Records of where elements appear

+-------+

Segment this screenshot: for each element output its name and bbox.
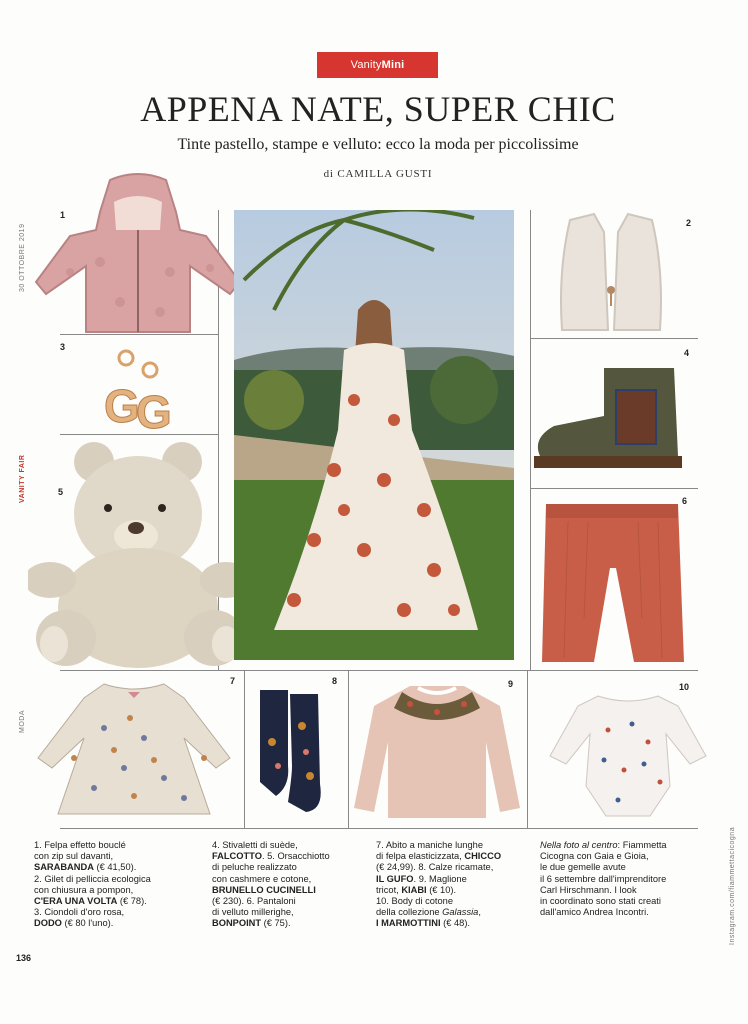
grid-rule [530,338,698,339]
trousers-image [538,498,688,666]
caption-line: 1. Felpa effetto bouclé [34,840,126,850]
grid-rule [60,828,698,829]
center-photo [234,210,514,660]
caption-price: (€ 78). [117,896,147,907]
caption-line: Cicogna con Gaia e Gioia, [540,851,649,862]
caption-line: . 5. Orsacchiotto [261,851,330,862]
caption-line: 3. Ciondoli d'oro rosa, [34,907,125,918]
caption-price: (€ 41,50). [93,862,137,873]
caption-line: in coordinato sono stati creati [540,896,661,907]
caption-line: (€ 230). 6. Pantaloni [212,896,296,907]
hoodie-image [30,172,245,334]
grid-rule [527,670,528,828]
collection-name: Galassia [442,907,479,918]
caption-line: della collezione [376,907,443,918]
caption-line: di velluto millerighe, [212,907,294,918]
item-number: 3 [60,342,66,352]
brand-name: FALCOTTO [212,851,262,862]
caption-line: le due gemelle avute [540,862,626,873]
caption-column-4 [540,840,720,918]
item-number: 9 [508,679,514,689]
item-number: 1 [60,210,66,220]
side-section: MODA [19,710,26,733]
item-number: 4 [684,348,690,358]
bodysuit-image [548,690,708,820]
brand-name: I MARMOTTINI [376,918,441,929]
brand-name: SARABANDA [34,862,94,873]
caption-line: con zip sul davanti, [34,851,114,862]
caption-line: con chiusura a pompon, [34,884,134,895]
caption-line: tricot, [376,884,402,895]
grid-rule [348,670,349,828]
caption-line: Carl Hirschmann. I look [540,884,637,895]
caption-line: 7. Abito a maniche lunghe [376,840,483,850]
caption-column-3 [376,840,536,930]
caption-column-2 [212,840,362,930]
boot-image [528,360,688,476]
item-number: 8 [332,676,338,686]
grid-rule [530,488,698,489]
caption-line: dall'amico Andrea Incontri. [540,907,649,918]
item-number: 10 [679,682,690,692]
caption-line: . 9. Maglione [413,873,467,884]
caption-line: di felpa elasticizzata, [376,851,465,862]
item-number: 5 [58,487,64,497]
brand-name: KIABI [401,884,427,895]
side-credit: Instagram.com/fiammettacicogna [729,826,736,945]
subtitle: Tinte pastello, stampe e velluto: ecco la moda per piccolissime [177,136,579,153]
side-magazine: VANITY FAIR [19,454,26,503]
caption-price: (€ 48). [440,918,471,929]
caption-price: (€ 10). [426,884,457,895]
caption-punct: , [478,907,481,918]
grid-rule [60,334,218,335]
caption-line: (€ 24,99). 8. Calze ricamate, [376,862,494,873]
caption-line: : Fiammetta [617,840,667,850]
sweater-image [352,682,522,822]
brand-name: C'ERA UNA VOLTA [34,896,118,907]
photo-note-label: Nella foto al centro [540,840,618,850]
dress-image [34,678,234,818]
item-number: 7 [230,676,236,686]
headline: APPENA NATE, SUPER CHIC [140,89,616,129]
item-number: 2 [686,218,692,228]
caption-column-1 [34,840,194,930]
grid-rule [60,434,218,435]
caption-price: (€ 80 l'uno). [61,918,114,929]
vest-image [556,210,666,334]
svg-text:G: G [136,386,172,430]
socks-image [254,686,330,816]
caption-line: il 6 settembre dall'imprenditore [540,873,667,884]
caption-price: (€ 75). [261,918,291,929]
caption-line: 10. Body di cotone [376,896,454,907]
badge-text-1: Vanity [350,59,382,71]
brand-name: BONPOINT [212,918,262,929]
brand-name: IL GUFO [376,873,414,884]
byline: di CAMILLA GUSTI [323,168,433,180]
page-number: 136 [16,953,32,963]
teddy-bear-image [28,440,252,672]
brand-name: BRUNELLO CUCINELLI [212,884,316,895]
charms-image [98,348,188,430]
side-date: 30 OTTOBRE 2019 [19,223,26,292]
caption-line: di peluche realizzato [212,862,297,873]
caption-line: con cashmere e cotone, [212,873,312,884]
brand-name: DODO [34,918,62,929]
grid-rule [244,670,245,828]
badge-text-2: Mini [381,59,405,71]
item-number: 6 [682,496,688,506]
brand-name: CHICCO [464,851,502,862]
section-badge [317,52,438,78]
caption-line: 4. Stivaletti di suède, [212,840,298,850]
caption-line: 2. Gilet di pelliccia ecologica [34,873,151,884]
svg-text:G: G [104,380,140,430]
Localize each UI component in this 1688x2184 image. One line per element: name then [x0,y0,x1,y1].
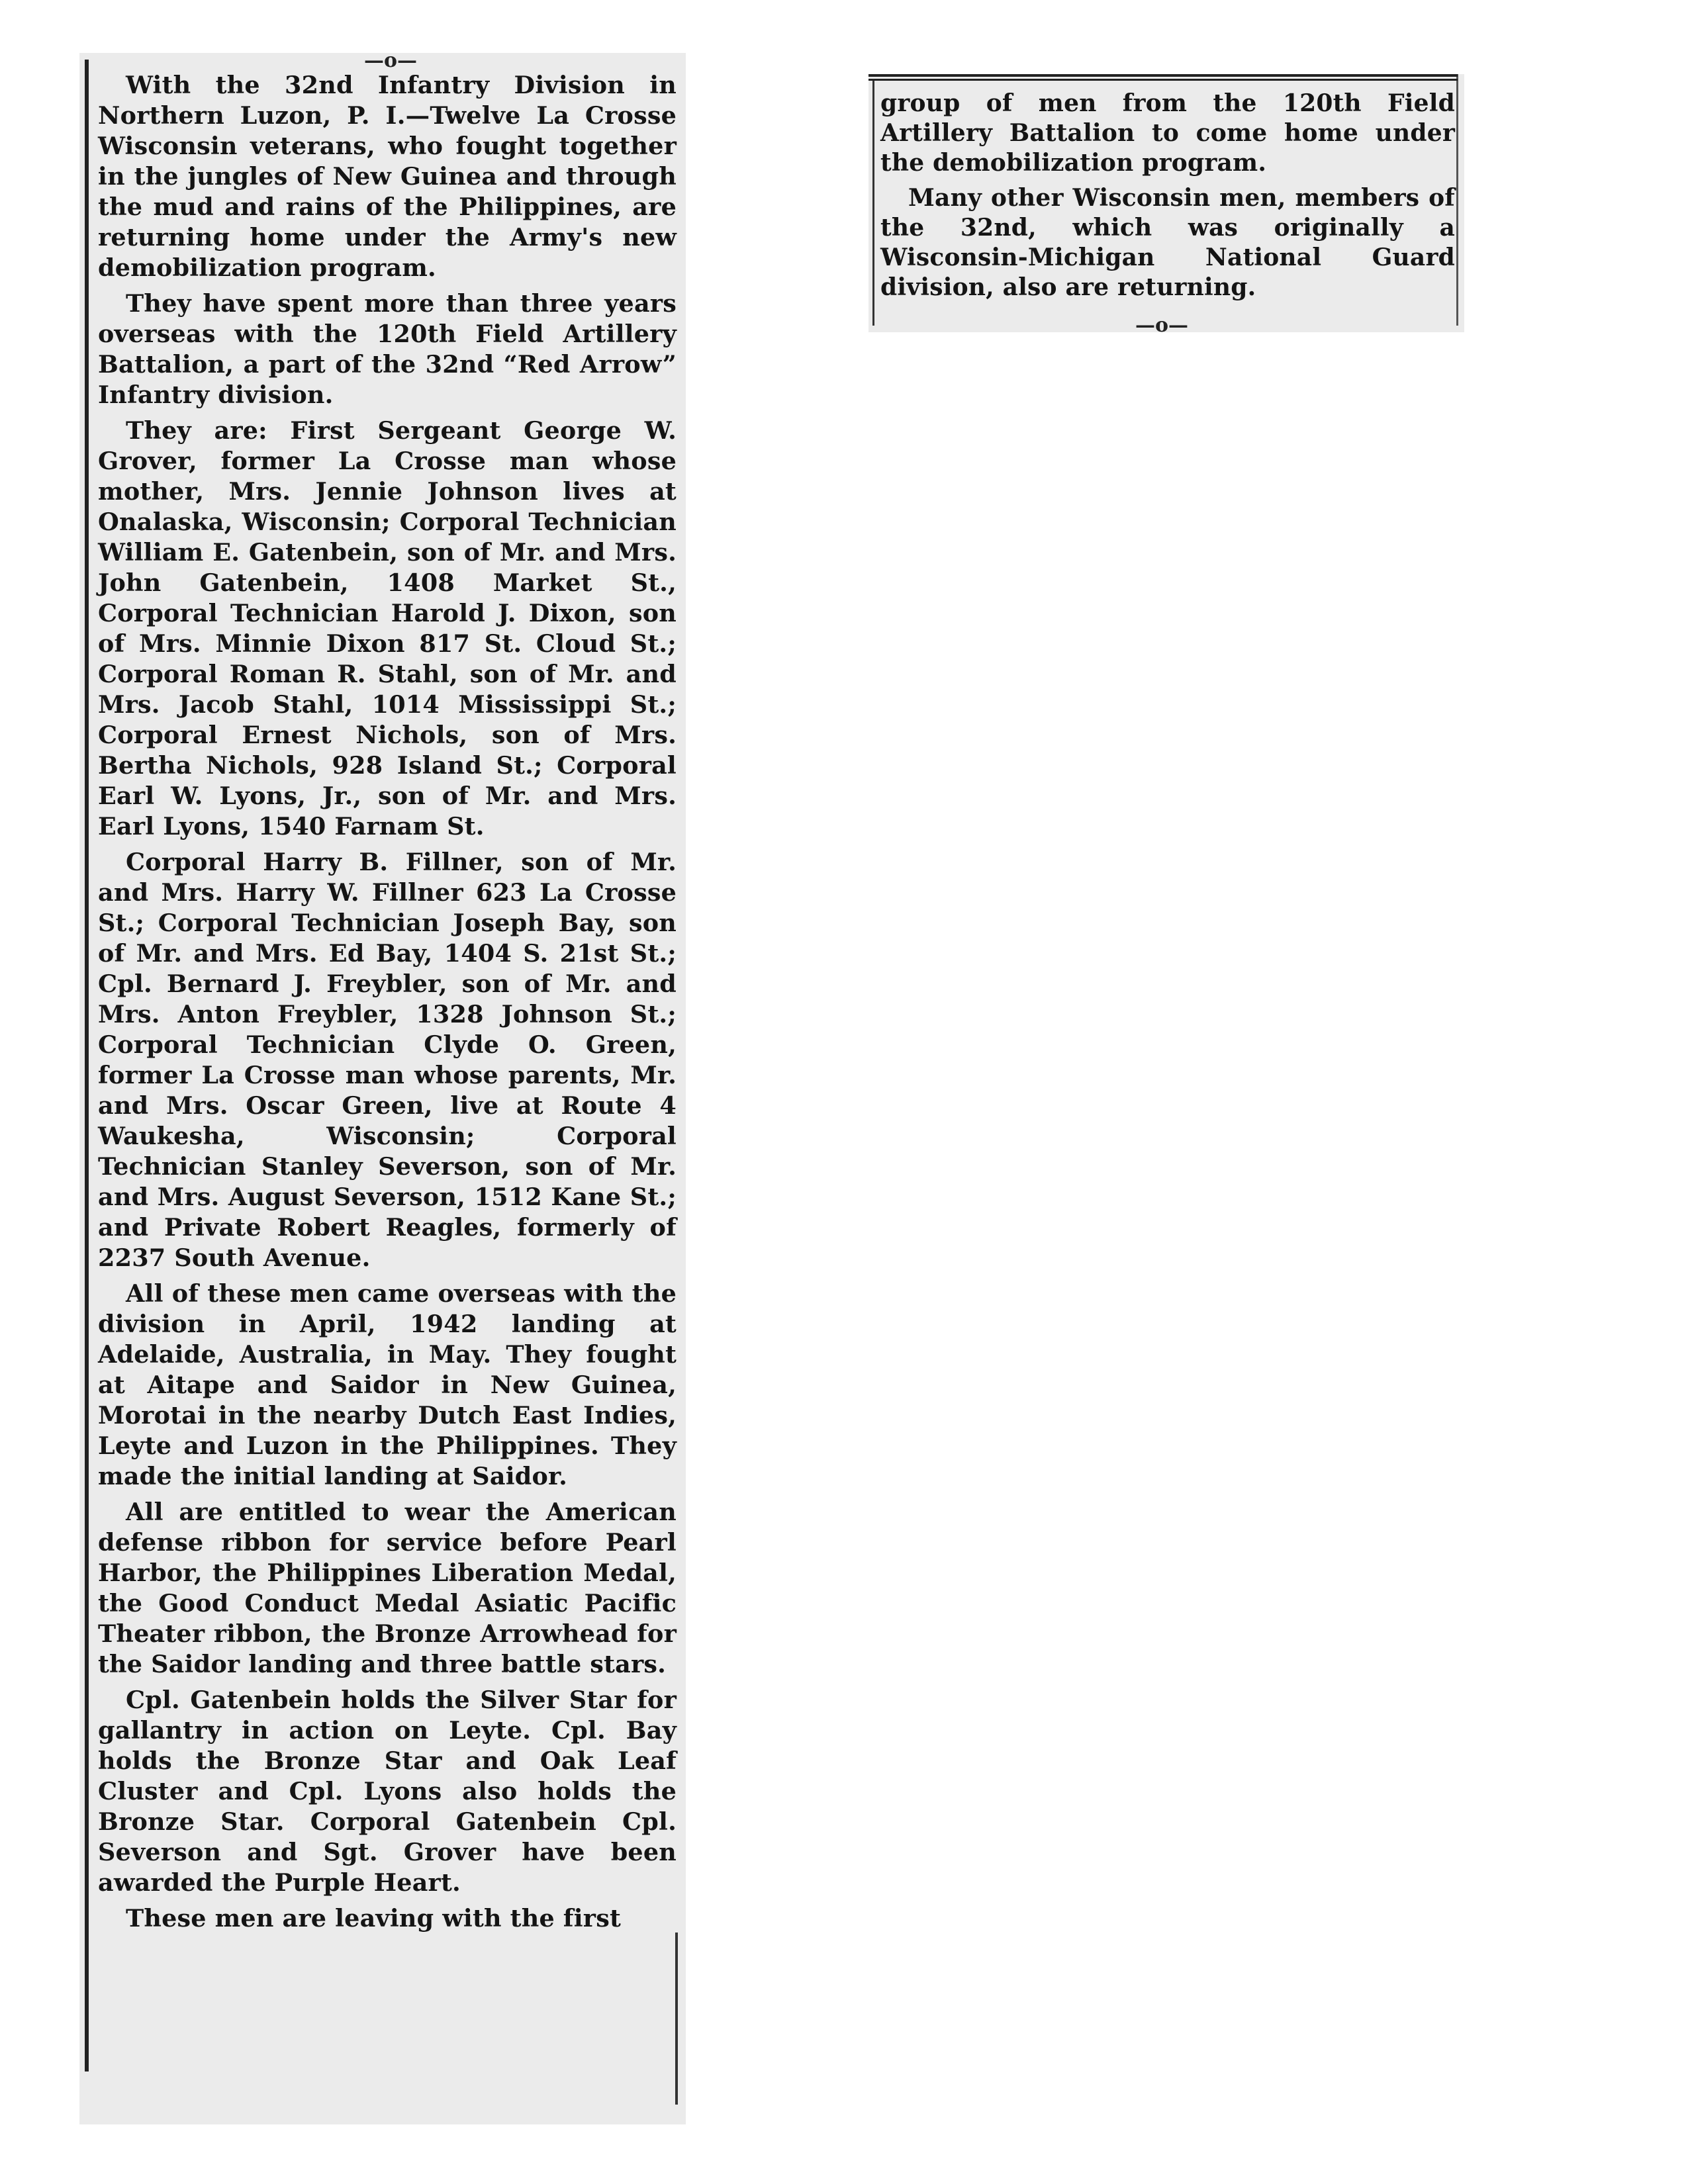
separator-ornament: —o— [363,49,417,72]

+-------+

Written problem:
Which lines in the entries above contain the string "number"? Report every one of them in full, matching case exactly.

Correct output:
item-number: 3 [60,342,66,352]
item-number: 9 [508,679,514,689]
item-number: 1 [60,210,66,220]
item-number: 4 [684,348,690,358]
item-number: 8 [332,676,338,686]
item-number: 10 [679,682,690,692]
item-number: 5 [58,487,64,497]
item-number: 7 [230,676,236,686]
item-number: 2 [686,218,692,228]
page-number: 136 [16,953,32,963]
item-number: 6 [682,496,688,506]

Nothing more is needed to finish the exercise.